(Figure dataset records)
+++

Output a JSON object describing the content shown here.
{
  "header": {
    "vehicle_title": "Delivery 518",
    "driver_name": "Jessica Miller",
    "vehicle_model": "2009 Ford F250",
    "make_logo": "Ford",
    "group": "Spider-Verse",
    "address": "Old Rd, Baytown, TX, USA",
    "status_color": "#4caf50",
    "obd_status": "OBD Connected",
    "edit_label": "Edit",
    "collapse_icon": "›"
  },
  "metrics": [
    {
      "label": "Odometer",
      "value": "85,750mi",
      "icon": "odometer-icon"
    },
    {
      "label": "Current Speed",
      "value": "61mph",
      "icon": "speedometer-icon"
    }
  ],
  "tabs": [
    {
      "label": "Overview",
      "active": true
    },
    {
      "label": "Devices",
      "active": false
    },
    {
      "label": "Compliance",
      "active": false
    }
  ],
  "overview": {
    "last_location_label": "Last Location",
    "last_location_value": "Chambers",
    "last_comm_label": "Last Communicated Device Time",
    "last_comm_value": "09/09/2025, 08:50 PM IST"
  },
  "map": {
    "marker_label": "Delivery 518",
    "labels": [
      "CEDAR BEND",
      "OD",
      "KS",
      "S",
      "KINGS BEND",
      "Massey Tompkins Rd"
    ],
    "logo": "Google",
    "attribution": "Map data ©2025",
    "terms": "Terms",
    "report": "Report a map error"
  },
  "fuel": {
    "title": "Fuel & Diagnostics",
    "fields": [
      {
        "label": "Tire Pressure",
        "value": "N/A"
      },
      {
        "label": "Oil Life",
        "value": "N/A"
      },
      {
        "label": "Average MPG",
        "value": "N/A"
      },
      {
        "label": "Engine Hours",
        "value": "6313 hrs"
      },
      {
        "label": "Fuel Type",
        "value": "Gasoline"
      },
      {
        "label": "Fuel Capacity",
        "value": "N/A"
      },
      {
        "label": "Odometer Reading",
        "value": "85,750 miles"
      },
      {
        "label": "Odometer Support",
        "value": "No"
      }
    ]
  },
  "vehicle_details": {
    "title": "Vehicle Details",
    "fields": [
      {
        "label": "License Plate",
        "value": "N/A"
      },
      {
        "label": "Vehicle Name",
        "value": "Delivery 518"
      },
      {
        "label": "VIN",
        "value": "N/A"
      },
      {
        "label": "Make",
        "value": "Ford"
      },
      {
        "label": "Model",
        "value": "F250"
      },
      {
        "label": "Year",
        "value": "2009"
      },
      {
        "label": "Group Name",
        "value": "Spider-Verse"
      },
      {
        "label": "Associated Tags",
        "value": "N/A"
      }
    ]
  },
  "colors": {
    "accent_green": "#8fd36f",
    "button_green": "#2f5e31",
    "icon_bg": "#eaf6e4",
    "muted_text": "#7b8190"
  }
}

+++

■ **What is required**:
Lines from the records above that hold "Delivery" are the ones to list.

■ **Finished exercise**:
    "vehicle_title": "Delivery 518",
    "marker_label": "Delivery 518",
        "value": "Delivery 518"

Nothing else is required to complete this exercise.